=== TASK PROMPT ===
Take every line from the material that has the word "Predicted" in it.

=== RECORD SET ===
** start **
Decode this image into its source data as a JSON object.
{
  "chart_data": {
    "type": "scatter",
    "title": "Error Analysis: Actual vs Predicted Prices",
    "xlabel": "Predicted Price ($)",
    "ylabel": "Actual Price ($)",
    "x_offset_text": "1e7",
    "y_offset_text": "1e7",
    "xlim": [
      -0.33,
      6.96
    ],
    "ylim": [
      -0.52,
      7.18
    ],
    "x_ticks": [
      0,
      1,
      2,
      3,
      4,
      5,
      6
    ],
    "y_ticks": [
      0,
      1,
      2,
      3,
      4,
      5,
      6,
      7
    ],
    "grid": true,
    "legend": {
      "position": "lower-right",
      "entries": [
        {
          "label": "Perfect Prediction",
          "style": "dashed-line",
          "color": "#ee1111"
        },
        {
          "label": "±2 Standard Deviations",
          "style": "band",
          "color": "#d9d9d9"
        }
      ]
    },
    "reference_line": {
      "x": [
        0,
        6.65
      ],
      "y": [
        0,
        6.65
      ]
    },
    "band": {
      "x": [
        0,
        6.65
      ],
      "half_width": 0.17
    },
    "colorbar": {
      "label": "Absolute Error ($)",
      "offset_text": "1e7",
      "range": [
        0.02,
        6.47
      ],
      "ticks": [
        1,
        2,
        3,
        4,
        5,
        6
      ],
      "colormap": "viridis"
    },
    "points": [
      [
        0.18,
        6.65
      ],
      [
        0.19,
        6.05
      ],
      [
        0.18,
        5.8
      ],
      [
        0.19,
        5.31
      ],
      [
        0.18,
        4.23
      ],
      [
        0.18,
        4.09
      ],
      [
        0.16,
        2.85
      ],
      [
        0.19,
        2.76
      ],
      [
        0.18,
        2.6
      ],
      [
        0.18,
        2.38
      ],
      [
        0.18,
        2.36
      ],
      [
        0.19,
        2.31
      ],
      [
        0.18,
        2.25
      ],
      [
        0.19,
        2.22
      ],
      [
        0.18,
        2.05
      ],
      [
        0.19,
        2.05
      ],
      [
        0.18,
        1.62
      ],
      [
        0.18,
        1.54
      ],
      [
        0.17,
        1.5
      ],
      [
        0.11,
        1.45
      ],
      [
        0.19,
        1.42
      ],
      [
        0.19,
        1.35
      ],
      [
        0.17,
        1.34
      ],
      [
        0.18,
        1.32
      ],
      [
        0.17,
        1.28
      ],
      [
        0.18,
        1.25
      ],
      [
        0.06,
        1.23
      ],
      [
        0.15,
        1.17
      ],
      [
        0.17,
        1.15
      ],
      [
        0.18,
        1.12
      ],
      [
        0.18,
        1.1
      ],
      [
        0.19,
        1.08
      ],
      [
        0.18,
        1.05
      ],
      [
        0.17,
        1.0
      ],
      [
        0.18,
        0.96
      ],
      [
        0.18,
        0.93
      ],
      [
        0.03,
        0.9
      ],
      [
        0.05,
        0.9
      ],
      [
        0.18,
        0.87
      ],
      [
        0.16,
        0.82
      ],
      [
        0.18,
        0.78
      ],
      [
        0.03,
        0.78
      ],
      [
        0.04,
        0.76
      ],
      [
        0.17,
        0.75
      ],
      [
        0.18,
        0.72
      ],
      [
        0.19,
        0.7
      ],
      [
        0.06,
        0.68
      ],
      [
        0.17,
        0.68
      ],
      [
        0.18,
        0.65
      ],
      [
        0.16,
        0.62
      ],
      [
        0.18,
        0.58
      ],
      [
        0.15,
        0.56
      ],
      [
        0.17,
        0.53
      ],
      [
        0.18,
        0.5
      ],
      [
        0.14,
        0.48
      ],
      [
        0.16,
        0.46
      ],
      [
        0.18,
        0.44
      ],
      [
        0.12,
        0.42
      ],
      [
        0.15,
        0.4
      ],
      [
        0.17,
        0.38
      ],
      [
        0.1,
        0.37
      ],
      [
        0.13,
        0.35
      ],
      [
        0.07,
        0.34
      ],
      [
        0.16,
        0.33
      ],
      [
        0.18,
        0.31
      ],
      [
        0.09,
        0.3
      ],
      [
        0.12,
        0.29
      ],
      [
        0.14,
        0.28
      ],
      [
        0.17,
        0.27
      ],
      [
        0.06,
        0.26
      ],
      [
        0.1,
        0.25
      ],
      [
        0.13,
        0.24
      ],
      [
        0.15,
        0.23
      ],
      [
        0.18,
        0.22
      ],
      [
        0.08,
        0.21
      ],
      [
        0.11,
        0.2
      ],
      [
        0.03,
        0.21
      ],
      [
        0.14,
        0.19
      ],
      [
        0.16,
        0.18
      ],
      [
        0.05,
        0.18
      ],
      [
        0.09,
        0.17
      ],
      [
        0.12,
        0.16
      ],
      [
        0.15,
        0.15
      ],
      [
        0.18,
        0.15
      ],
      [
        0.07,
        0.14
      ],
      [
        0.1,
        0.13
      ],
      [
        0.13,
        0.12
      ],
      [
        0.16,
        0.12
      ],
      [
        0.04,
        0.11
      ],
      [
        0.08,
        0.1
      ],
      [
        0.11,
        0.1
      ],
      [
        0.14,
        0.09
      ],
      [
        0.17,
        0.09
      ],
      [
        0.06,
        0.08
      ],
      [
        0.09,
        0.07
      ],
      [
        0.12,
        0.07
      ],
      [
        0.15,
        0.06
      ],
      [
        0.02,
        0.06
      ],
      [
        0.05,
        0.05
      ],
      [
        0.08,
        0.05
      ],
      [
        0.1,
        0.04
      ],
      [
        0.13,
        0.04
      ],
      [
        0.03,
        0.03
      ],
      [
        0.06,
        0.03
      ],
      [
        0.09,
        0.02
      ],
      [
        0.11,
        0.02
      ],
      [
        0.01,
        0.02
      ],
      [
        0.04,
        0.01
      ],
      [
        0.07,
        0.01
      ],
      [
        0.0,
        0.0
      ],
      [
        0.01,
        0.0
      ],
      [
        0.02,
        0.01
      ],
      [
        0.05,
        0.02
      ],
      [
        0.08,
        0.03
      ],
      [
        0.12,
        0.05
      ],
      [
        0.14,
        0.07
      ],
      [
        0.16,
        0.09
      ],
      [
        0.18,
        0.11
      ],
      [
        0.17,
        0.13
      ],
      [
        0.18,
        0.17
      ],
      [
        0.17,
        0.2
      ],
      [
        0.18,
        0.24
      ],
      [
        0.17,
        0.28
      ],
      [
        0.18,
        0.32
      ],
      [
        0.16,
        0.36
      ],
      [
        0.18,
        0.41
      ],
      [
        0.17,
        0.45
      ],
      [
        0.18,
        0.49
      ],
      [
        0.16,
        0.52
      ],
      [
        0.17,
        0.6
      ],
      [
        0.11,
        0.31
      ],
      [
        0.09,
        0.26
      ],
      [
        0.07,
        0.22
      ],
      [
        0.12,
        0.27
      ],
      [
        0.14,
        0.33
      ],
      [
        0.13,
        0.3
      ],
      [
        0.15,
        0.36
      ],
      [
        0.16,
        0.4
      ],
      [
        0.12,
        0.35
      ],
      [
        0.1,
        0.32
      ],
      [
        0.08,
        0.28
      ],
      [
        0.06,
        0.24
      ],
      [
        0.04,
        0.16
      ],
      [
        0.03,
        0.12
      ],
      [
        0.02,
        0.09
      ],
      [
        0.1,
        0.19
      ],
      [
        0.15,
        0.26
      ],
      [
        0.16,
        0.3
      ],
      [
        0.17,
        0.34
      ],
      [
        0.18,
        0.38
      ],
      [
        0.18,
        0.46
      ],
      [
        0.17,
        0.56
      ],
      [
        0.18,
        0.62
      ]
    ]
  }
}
** end **
=== SOLUTION FOR THIS PROBLEM ===
    "title": "Error Analysis: Actual vs Predicted Prices",
    "xlabel": "Predicted Price ($)",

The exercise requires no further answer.